__Task brief__. Return only the number of lines holding the word "laughing".

__Records that describe figures__.

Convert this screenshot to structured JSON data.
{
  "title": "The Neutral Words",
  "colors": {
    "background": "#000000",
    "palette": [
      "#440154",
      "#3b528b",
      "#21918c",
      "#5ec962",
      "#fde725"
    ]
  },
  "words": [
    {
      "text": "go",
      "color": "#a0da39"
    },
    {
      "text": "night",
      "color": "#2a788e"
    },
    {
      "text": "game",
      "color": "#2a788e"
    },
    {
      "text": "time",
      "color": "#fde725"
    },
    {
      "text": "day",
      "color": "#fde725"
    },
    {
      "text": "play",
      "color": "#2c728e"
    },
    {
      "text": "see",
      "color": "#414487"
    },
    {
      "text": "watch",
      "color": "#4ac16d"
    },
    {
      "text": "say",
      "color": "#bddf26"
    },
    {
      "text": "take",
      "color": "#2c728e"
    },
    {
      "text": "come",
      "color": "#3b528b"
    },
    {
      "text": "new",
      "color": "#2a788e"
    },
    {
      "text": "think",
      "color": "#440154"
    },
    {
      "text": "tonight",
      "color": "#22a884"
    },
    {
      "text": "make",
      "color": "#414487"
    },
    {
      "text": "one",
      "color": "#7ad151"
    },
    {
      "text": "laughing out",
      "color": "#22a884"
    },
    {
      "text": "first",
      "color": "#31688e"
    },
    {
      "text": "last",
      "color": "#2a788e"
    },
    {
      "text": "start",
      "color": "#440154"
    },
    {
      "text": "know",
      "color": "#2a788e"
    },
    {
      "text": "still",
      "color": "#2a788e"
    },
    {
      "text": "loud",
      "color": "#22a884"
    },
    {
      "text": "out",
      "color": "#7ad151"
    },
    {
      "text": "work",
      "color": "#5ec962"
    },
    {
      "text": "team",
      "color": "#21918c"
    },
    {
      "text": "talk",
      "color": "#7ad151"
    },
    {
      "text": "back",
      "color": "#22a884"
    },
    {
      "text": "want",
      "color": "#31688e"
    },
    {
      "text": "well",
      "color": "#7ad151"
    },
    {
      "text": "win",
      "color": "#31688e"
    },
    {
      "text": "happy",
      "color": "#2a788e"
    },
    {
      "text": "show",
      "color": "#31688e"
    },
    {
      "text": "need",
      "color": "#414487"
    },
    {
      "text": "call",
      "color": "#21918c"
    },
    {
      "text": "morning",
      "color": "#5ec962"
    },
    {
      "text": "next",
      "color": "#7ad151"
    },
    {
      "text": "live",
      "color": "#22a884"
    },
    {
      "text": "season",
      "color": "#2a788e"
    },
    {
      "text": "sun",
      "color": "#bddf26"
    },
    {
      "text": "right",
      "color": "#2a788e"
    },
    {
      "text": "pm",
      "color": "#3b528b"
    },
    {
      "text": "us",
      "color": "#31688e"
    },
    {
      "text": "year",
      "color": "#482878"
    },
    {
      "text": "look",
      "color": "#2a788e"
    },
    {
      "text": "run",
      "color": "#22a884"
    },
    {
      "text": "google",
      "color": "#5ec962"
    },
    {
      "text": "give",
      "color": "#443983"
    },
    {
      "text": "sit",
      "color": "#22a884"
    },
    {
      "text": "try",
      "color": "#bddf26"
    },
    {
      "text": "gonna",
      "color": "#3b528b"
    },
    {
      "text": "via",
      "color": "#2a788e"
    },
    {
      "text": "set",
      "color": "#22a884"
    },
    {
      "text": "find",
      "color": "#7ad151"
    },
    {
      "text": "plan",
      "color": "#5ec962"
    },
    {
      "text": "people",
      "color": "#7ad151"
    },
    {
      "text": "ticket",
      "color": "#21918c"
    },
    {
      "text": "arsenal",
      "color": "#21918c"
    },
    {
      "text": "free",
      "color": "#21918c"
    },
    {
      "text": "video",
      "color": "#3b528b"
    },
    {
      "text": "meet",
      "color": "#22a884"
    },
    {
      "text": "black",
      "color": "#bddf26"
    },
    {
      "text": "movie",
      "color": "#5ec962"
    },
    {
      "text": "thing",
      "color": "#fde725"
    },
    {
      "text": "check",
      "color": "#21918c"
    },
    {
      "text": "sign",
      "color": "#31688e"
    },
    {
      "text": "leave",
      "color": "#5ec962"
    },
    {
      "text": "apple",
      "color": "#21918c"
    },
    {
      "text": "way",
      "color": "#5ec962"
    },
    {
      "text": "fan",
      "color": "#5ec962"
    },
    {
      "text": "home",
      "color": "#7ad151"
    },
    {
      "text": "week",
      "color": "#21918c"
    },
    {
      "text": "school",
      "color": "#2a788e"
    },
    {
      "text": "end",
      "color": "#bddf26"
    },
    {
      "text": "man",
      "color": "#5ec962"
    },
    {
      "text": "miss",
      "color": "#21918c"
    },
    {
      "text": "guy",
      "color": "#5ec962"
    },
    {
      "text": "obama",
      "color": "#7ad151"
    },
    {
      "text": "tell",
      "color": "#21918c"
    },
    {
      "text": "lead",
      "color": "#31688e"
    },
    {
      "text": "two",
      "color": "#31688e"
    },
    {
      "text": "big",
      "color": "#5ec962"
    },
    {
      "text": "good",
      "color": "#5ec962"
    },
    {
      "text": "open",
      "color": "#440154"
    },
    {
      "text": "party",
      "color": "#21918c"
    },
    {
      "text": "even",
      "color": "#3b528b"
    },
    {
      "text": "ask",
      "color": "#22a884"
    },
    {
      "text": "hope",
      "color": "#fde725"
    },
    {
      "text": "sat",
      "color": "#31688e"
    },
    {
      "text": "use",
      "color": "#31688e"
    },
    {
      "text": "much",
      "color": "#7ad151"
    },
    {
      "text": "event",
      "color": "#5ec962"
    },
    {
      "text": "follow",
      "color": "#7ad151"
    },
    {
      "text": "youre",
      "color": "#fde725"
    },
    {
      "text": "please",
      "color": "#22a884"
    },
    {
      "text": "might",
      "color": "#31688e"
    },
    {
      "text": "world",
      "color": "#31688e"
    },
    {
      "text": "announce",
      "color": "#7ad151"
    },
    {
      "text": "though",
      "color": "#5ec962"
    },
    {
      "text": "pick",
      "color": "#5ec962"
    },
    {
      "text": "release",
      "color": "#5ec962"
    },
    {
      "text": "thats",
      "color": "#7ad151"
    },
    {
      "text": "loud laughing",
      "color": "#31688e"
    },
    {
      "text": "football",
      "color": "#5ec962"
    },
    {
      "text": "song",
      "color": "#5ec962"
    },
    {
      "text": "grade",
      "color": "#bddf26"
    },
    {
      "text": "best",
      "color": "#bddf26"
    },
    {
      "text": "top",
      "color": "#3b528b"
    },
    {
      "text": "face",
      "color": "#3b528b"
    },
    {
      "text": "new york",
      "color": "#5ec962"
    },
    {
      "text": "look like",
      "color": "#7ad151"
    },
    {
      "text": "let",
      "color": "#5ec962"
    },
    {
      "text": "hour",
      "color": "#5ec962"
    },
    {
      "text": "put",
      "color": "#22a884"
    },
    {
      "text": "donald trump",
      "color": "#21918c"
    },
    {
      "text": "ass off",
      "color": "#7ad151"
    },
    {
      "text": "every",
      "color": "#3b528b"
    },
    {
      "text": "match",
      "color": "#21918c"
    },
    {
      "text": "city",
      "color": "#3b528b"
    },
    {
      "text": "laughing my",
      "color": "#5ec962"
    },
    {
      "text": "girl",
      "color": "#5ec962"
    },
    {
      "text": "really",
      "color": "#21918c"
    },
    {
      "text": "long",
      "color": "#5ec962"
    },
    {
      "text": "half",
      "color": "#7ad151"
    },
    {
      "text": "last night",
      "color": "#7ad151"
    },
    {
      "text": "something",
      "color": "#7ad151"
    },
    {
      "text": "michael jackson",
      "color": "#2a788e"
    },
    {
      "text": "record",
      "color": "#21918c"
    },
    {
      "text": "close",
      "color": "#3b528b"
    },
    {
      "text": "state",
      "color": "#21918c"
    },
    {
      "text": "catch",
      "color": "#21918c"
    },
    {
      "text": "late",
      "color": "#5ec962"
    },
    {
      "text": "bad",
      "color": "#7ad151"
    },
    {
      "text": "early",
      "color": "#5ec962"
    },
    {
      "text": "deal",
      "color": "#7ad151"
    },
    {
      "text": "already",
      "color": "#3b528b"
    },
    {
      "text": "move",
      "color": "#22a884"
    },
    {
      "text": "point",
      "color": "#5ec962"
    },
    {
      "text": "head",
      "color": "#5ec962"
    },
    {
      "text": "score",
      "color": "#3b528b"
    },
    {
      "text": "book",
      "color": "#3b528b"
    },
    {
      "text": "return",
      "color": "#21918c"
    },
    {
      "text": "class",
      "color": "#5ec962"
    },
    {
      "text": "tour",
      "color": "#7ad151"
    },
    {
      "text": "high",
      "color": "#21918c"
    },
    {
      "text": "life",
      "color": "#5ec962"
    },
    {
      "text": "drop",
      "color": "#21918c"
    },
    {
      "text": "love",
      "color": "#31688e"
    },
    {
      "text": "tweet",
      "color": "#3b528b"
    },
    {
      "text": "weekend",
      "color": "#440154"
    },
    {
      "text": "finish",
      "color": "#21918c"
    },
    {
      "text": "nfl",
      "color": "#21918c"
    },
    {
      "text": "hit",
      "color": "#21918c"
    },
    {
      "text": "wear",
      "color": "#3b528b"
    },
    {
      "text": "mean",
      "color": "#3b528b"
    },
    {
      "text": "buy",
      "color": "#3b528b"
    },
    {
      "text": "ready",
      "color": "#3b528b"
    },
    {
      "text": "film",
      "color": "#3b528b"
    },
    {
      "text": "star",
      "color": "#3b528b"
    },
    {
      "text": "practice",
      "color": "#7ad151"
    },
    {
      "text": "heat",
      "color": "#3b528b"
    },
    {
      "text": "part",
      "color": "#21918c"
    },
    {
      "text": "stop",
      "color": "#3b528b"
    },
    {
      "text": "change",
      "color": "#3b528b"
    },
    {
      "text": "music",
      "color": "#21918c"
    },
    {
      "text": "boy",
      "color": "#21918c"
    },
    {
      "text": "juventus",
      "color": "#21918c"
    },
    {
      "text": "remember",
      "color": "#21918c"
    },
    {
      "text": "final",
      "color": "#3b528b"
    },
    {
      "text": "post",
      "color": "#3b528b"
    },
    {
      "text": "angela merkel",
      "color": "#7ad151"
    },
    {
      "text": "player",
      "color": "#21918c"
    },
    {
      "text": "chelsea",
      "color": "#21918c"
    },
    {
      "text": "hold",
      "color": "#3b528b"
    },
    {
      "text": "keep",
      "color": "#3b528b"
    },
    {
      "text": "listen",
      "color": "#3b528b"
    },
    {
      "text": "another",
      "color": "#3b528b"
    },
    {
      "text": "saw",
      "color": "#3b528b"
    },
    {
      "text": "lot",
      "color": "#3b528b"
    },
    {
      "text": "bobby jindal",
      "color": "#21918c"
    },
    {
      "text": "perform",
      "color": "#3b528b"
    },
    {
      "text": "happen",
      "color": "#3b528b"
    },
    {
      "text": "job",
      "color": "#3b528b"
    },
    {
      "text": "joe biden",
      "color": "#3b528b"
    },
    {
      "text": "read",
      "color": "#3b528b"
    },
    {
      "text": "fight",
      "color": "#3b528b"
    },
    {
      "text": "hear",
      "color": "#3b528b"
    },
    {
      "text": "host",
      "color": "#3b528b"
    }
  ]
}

__Full answer__. 3